Figure collection entries
"""
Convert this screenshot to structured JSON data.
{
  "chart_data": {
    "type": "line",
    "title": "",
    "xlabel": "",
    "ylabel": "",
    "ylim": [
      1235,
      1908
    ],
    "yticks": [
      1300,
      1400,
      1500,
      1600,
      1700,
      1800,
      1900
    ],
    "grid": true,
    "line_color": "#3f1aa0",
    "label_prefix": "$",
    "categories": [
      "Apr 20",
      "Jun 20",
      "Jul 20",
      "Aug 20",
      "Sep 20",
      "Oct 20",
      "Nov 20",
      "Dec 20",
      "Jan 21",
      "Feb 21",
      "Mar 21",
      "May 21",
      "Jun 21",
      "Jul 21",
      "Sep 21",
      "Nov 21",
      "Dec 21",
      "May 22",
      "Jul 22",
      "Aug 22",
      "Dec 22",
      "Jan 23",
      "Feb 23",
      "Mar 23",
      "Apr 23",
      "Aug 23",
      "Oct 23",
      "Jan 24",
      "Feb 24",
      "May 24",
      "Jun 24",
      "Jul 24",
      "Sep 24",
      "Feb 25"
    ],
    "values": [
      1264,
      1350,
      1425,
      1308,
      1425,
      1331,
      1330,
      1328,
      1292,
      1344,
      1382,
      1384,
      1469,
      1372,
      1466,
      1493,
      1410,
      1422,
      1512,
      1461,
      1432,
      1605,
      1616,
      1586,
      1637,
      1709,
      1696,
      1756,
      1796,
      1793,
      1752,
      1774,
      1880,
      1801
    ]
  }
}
"""
__Given exercise__:
Retype the records above exactly.

__Task solution__:
Convert this screenshot to structured JSON data.
{
  "chart_data": {
    "type": "line",
    "title": "",
    "xlabel": "",
    "ylabel": "",
    "ylim": [
      1235,
      1908
    ],
    "yticks": [
      1300,
      1400,
      1500,
      1600,
      1700,
      1800,
      1900
    ],
    "grid": true,
    "line_color": "#3f1aa0",
    "label_prefix": "$",
    "categories": [
      "Apr 20",
      "Jun 20",
      "Jul 20",
      "Aug 20",
      "Sep 20",
      "Oct 20",
      "Nov 20",
      "Dec 20",
      "Jan 21",
      "Feb 21",
      "Mar 21",
      "May 21",
      "Jun 21",
      "Jul 21",
      "Sep 21",
      "Nov 21",
      "Dec 21",
      "May 22",
      "Jul 22",
      "Aug 22",
      "Dec 22",
      "Jan 23",
      "Feb 23",
      "Mar 23",
      "Apr 23",
      "Aug 23",
      "Oct 23",
      "Jan 24",
      "Feb 24",
      "May 24",
      "Jun 24",
      "Jul 24",
      "Sep 24",
      "Feb 25"
    ],
    "values": [
      1264,
      1350,
      1425,
      1308,
      1425,
      1331,
      1330,
      1328,
      1292,
      1344,
      1382,
      1384,
      1469,
      1372,
      1466,
      1493,
      1410,
      1422,
      1512,
      1461,
      1432,
      1605,
      1616,
      1586,
      1637,
      1709,
      1696,
      1756,
      1796,
      1793,
      1752,
      1774,
      1880,
      1801
    ]
  }
}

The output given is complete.